- [Document segment]:
## Start

# Drunken Fun



## Raine (Mar 19, 2005)

Just move your mouse left and right (no clicking) to keep him walking in a straight line.

The object of the game is to keep him walking without
falling over, by moving your mouse left and right. You can't see your cursor which makes it more difficult.

Drunk


----------



## momcooks (Mar 19, 2005)

48 meters!


----------



## DampCharcoal (Mar 19, 2005)

I made it 48 meters too but that was on the third try!


----------



## norgeskog (Mar 19, 2005)

I think it is more fun when he falls down and goes boombbbbb


----------



## -DEADLY SUSHI- (Mar 19, 2005)

64 meters


----------



## momcooks (Mar 19, 2005)

## End

- [What this exercise asks]:
1. According to the Drunken Fun thread, how does the player keep the character walking in a straight line?
2. Write a continuation of the Drunken Fun forum thread that picks up where it stops.

Records from a data source
## Start

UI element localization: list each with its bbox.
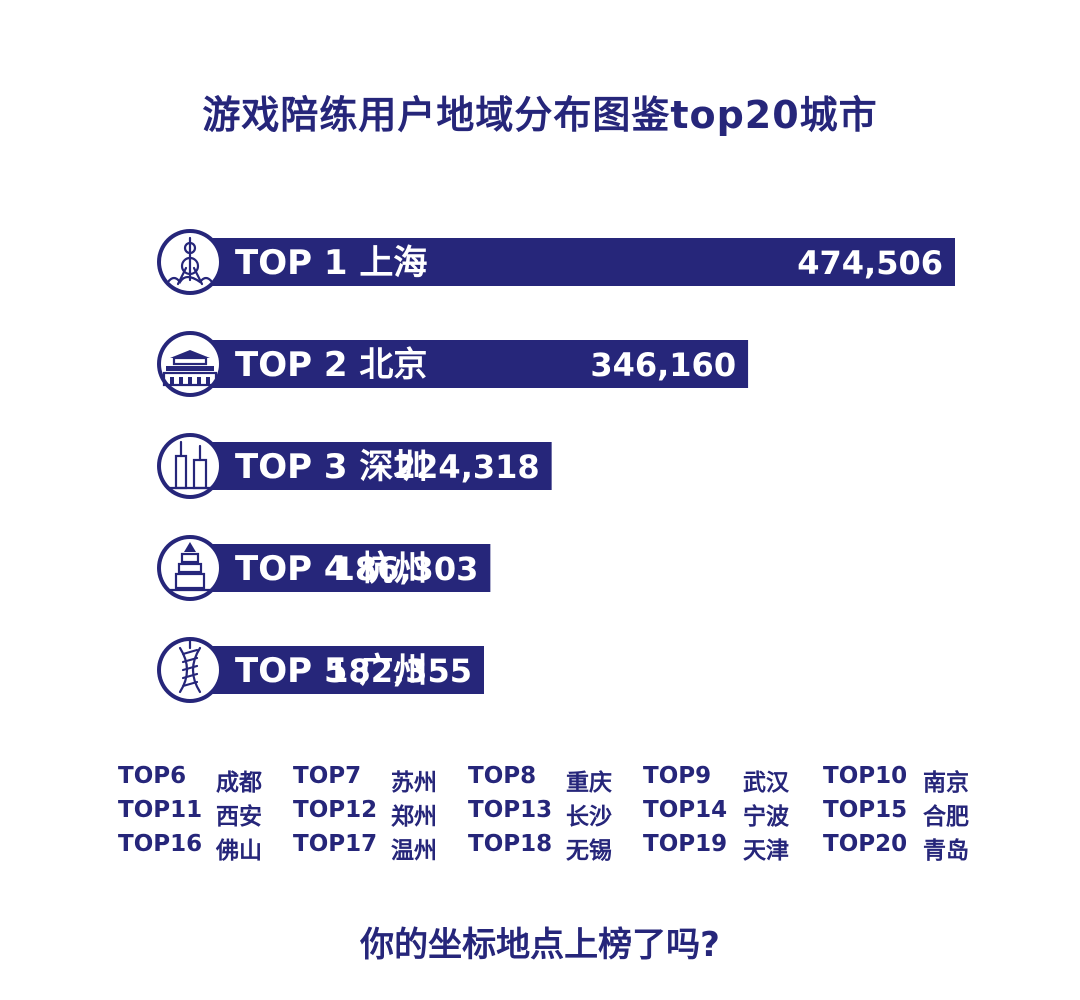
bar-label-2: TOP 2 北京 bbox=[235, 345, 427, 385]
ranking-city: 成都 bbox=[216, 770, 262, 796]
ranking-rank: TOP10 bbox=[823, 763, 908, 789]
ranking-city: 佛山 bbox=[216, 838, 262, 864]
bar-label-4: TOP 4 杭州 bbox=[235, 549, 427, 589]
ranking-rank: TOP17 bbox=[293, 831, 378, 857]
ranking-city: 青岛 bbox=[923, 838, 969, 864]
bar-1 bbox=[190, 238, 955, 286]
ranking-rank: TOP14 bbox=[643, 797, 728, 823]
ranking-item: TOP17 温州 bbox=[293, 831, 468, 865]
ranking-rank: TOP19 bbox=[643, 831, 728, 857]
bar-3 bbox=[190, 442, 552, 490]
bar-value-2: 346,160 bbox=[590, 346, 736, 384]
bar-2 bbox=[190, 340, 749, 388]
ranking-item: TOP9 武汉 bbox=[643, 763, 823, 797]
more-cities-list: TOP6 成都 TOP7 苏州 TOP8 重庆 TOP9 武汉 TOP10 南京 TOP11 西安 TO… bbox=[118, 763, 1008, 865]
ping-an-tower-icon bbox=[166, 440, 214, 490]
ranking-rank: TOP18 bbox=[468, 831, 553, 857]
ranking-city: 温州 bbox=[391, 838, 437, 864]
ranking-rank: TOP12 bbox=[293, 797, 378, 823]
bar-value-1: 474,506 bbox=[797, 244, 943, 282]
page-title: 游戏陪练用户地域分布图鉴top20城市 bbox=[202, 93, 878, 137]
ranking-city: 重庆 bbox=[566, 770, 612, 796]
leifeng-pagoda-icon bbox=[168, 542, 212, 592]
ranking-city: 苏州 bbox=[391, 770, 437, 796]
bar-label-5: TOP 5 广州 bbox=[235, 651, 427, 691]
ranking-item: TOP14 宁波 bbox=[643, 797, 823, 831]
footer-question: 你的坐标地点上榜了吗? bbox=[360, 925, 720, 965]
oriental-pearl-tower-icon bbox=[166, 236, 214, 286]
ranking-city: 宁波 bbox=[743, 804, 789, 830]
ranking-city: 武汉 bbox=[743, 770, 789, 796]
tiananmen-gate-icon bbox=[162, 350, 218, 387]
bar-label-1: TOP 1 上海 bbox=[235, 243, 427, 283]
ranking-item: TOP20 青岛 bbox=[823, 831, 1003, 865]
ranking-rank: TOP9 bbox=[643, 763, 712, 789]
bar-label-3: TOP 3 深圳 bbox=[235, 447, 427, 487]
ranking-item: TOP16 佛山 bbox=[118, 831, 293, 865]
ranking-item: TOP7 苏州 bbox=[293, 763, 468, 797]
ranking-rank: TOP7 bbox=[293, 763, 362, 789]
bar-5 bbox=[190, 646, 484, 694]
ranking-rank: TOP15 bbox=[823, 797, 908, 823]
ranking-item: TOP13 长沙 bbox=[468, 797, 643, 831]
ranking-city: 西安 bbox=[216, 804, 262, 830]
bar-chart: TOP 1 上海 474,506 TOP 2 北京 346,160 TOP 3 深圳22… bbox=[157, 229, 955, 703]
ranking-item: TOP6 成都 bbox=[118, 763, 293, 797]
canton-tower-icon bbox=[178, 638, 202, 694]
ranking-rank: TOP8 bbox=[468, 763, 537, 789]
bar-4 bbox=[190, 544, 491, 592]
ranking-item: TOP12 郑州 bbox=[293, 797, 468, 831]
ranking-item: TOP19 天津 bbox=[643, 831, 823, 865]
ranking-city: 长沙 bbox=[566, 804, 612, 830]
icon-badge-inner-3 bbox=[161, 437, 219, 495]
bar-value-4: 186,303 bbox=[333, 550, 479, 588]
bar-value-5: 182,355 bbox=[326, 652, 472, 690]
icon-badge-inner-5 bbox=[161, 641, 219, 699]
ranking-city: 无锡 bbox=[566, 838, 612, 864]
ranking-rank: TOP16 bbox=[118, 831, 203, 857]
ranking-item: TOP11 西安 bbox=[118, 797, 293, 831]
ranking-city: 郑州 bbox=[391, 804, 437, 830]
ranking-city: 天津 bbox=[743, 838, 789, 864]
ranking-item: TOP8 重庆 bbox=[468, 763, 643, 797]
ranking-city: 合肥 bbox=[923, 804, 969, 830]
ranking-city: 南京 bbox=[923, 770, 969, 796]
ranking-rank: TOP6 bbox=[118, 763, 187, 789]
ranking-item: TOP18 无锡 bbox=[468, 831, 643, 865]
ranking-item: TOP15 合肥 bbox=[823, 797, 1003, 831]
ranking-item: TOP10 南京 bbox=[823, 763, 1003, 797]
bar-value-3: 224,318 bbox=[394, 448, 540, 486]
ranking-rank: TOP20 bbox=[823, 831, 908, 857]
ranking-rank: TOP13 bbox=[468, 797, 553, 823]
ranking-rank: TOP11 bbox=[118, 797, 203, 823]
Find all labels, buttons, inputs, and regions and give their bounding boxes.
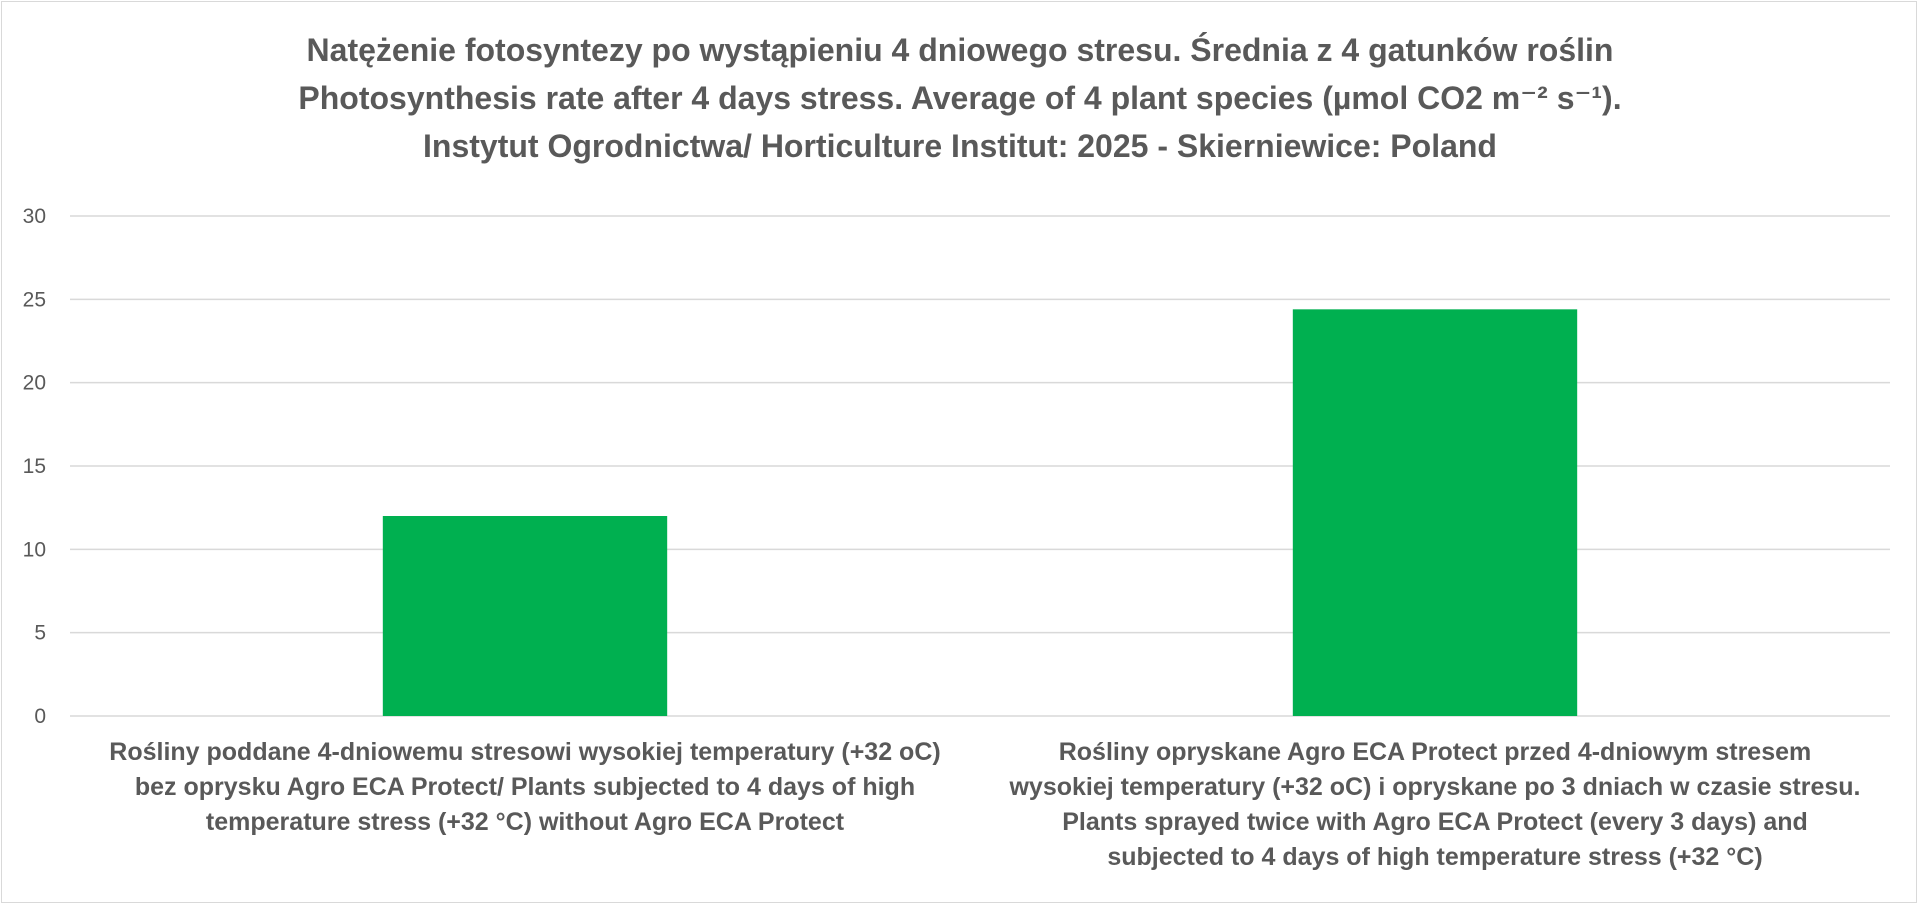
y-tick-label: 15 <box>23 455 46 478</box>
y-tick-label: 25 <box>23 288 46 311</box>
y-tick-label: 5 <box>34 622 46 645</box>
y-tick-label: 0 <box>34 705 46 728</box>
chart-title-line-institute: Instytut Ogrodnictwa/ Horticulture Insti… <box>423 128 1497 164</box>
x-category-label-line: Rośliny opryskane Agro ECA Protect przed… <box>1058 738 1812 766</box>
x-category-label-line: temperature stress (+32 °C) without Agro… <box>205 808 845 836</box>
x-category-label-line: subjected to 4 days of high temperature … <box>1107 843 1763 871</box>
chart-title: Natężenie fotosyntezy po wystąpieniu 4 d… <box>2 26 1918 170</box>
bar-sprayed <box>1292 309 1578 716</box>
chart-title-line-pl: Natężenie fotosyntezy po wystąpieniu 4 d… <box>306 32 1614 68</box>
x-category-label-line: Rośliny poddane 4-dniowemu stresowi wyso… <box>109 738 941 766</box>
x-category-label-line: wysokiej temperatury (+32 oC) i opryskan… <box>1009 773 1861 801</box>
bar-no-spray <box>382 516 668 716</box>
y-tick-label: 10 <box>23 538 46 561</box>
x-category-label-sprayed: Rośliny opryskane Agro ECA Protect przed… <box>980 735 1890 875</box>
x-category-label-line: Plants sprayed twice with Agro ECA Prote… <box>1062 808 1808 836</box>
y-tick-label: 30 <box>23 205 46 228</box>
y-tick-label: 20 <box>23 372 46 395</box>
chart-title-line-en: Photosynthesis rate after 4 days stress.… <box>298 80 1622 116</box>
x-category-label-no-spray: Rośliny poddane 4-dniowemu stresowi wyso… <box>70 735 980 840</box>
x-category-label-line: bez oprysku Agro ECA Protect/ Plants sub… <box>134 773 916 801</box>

## End

- [Task-by-task results]:
1. By moving the mouse left and right, without clicking.

2.
-DEADLY SUSHI- said:
			
		

> 64 meters


 






  Is that from experience?


----------



## lindatooo (Mar 19, 2005)

lolol 41 meters.....but then I've been drinking!


----------



## -DEADLY SUSHI- (Mar 19, 2005)

I have experience falling DOWN.... but not staying up. :roll:


----------



## norgeskog (Mar 20, 2005)

-DEADLY SUSHI- said:
			
		

> I have experience falling DOWN.... but not staying up. :roll:


 
what about getting up????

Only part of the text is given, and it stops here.